** WHAT THE TASK REQUIRES **
Transcribe the entries that follow exactly as they appear, minus pictures.
********************
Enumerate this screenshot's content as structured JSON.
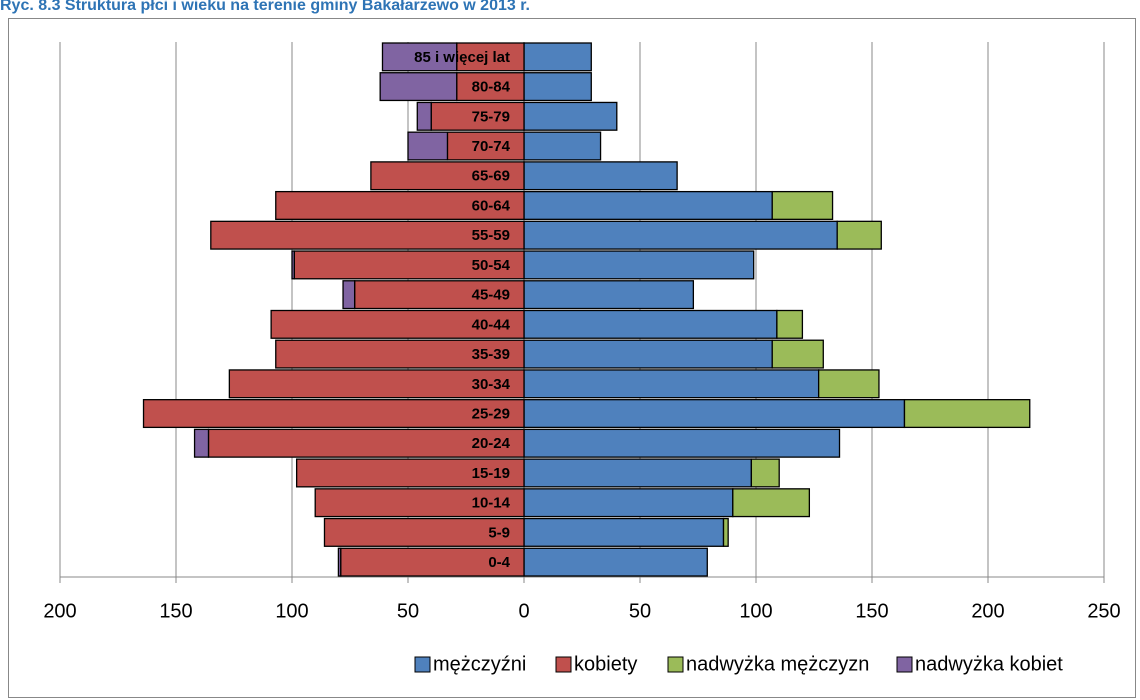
{
  "chart_data": {
    "type": "pyramid",
    "title": "Ryc. 8.3 Struktura płci i wieku na terenie gminy Bakałarzewo w 2013 r.",
    "categories": [
      "0-4",
      "5-9",
      "10-14",
      "15-19",
      "20-24",
      "25-29",
      "30-34",
      "35-39",
      "40-44",
      "45-49",
      "50-54",
      "55-59",
      "60-64",
      "65-69",
      "70-74",
      "75-79",
      "80-84",
      "85 i więcej lat"
    ],
    "series": [
      {
        "name": "mężczyźni",
        "color": "#4f81bd",
        "values": [
          79,
          86,
          90,
          98,
          136,
          164,
          127,
          107,
          109,
          73,
          99,
          135,
          107,
          66,
          33,
          40,
          29,
          29
        ]
      },
      {
        "name": "kobiety",
        "color": "#c0504d",
        "values": [
          -79,
          -86,
          -90,
          -98,
          -136,
          -164,
          -127,
          -107,
          -109,
          -73,
          -99,
          -135,
          -107,
          -66,
          -33,
          -40,
          -29,
          -29
        ]
      },
      {
        "name": "nadwyżka mężczyzn",
        "color": "#9bbb59",
        "values": [
          0,
          2,
          33,
          12,
          0,
          54,
          26,
          22,
          11,
          0,
          0,
          19,
          26,
          0,
          0,
          0,
          0,
          0
        ]
      },
      {
        "name": "nadwyżka kobiet",
        "color": "#8064a2",
        "values": [
          -1,
          0,
          0,
          0,
          -6,
          0,
          0,
          0,
          0,
          -5,
          -1,
          0,
          0,
          0,
          -17,
          -6,
          -33,
          -32
        ]
      }
    ],
    "xlim": [
      -200,
      250
    ],
    "xticks": [
      {
        "value": -200,
        "label": "200"
      },
      {
        "value": -150,
        "label": "150"
      },
      {
        "value": -100,
        "label": "100"
      },
      {
        "value": -50,
        "label": "50"
      },
      0,
      50,
      100,
      150,
      200,
      250
    ],
    "grid": true,
    "legend": "bottom"
  }
}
********************
** TASK SOLUTION **
Enumerate this screenshot's content as structured JSON.
{
  "chart_data": {
    "type": "pyramid",
    "title": "Ryc. 8.3 Struktura płci i wieku na terenie gminy Bakałarzewo w 2013 r.",
    "categories": [
      "0-4",
      "5-9",
      "10-14",
      "15-19",
      "20-24",
      "25-29",
      "30-34",
      "35-39",
      "40-44",
      "45-49",
      "50-54",
      "55-59",
      "60-64",
      "65-69",
      "70-74",
      "75-79",
      "80-84",
      "85 i więcej lat"
    ],
    "series": [
      {
        "name": "mężczyźni",
        "color": "#4f81bd",
        "values": [
          79,
          86,
          90,
          98,
          136,
          164,
          127,
          107,
          109,
          73,
          99,
          135,
          107,
          66,
          33,
          40,
          29,
          29
        ]
      },
      {
        "name": "kobiety",
        "color": "#c0504d",
        "values": [
          -79,
          -86,
          -90,
          -98,
          -136,
          -164,
          -127,
          -107,
          -109,
          -73,
          -99,
          -135,
          -107,
          -66,
          -33,
          -40,
          -29,
          -29
        ]
      },
      {
        "name": "nadwyżka mężczyzn",
        "color": "#9bbb59",
        "values": [
          0,
          2,
          33,
          12,
          0,
          54,
          26,
          22,
          11,
          0,
          0,
          19,
          26,
          0,
          0,
          0,
          0,
          0
        ]
      },
      {
        "name": "nadwyżka kobiet",
        "color": "#8064a2",
        "values": [
          -1,
          0,
          0,
          0,
          -6,
          0,
          0,
          0,
          0,
          -5,
          -1,
          0,
          0,
          0,
          -17,
          -6,
          -33,
          -32
        ]
      }
    ],
    "xlim": [
      -200,
      250
    ],
    "xticks": [
      {
        "value": -200,
        "label": "200"
      },
      {
        "value": -150,
        "label": "150"
      },
      {
        "value": -100,
        "label": "100"
      },
      {
        "value": -50,
        "label": "50"
      },
      0,
      50,
      100,
      150,
      200,
      250
    ],
    "grid": true,
    "legend": "bottom"
  }
}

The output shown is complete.